▶ [What you need to do]: Copy out every line of the material below without changing anything, and leave the pictures out.

▶ [The data]:
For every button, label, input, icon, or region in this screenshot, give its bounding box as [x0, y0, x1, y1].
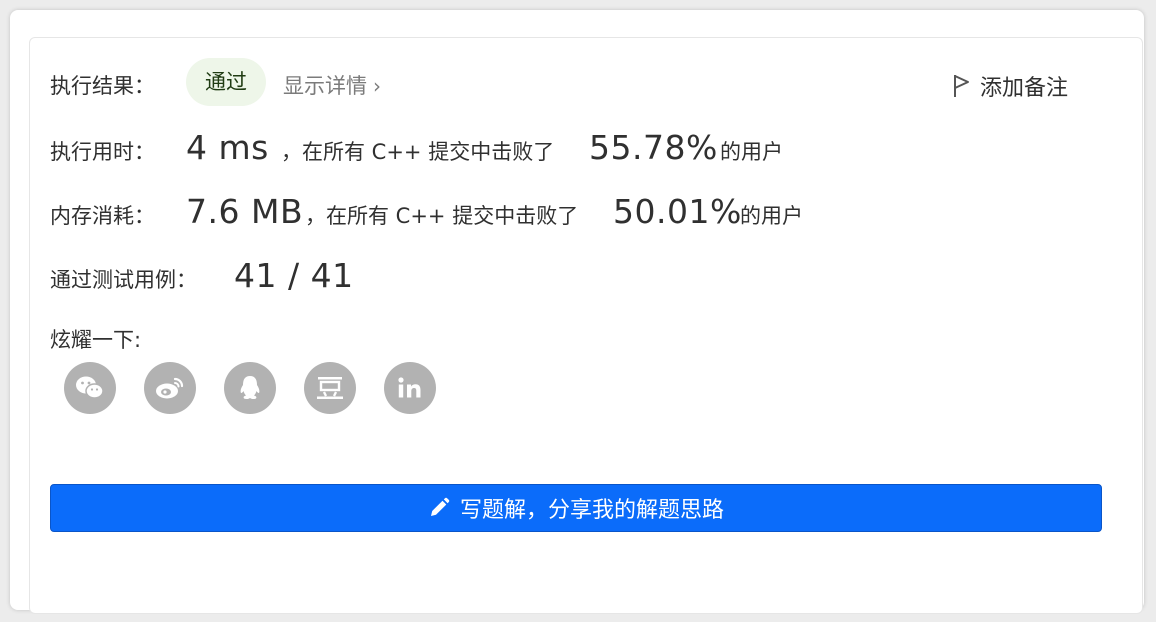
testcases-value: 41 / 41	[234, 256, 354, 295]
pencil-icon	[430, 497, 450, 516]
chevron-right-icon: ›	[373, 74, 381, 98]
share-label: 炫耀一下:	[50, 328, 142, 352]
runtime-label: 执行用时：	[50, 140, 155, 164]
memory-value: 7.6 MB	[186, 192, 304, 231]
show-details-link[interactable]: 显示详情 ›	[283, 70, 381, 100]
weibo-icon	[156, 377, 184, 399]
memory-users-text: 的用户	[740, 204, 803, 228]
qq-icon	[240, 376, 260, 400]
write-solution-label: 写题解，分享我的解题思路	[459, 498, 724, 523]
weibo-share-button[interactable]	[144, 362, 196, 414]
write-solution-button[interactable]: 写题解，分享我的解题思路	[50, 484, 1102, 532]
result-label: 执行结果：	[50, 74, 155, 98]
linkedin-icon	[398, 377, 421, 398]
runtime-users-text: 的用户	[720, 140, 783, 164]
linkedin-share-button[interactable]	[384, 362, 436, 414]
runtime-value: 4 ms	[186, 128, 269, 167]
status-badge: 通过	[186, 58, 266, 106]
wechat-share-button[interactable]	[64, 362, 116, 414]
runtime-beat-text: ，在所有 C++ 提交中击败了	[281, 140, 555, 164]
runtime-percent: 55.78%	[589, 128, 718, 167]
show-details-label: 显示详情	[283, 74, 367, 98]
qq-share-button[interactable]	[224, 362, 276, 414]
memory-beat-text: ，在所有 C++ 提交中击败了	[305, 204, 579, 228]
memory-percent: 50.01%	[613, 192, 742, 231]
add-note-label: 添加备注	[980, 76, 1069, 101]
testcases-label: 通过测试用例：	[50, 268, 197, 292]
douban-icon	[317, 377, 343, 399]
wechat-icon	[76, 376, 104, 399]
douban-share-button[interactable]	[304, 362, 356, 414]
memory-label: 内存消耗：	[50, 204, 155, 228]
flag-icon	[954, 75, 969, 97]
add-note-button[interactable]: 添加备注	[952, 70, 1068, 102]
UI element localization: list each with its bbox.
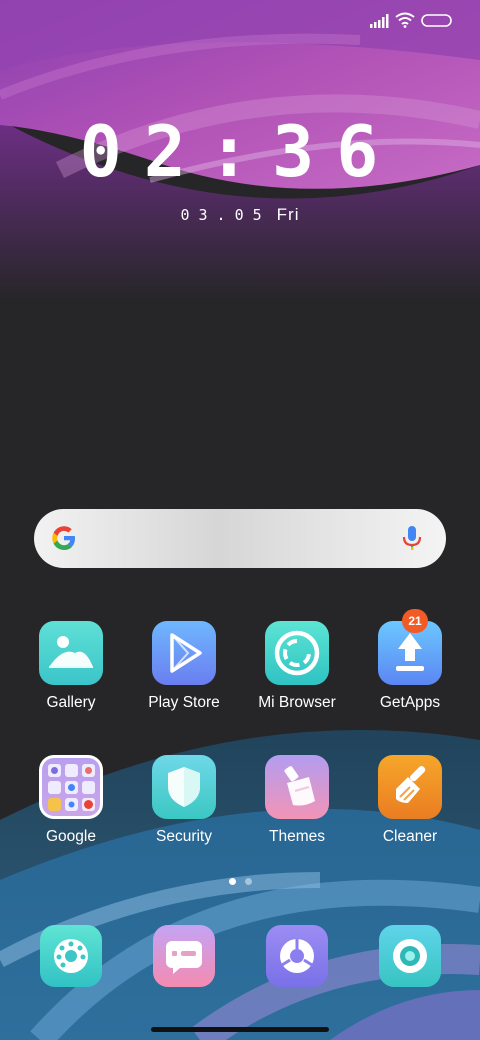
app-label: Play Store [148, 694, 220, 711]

▶ [Answer for this exercise]:
For every button, label, input, icon, or region in this screenshot, give its bounding box as [x0, y0, x1, y1].
testcases-value: 41 / 41	[234, 256, 354, 295]
pencil-icon	[430, 497, 450, 516]
chevron-right-icon: ›	[373, 74, 381, 98]
share-label: 炫耀一下:	[50, 328, 142, 352]
runtime-label: 执行用时：	[50, 140, 155, 164]
memory-value: 7.6 MB	[186, 192, 304, 231]
show-details-link[interactable]: 显示详情 ›	[283, 70, 381, 100]
weibo-icon	[156, 377, 184, 399]
memory-users-text: 的用户	[740, 204, 803, 228]
qq-icon	[240, 376, 260, 400]
write-solution-label: 写题解，分享我的解题思路	[459, 498, 724, 523]
weibo-share-button[interactable]	[144, 362, 196, 414]
write-solution-button[interactable]: 写题解，分享我的解题思路	[50, 484, 1102, 532]
result-label: 执行结果：	[50, 74, 155, 98]
linkedin-icon	[398, 377, 421, 398]
runtime-users-text: 的用户	[720, 140, 783, 164]
linkedin-share-button[interactable]	[384, 362, 436, 414]
runtime-value: 4 ms	[186, 128, 269, 167]
status-badge: 通过	[186, 58, 266, 106]
wechat-share-button[interactable]	[64, 362, 116, 414]
runtime-beat-text: ，在所有 C++ 提交中击败了	[281, 140, 555, 164]
runtime-percent: 55.78%	[589, 128, 718, 167]
show-details-label: 显示详情	[283, 74, 367, 98]
qq-share-button[interactable]	[224, 362, 276, 414]
memory-beat-text: ，在所有 C++ 提交中击败了	[305, 204, 579, 228]
memory-percent: 50.01%	[613, 192, 742, 231]
add-note-label: 添加备注	[980, 76, 1069, 101]
testcases-label: 通过测试用例：	[50, 268, 197, 292]
douban-icon	[317, 377, 343, 399]
wechat-icon	[76, 376, 104, 399]
douban-share-button[interactable]	[304, 362, 356, 414]
memory-label: 内存消耗：	[50, 204, 155, 228]
flag-icon	[954, 75, 969, 97]
add-note-button[interactable]: 添加备注	[952, 70, 1068, 102]
UI element localization: list each with its bbox.
app-label: Play Store [148, 694, 220, 711]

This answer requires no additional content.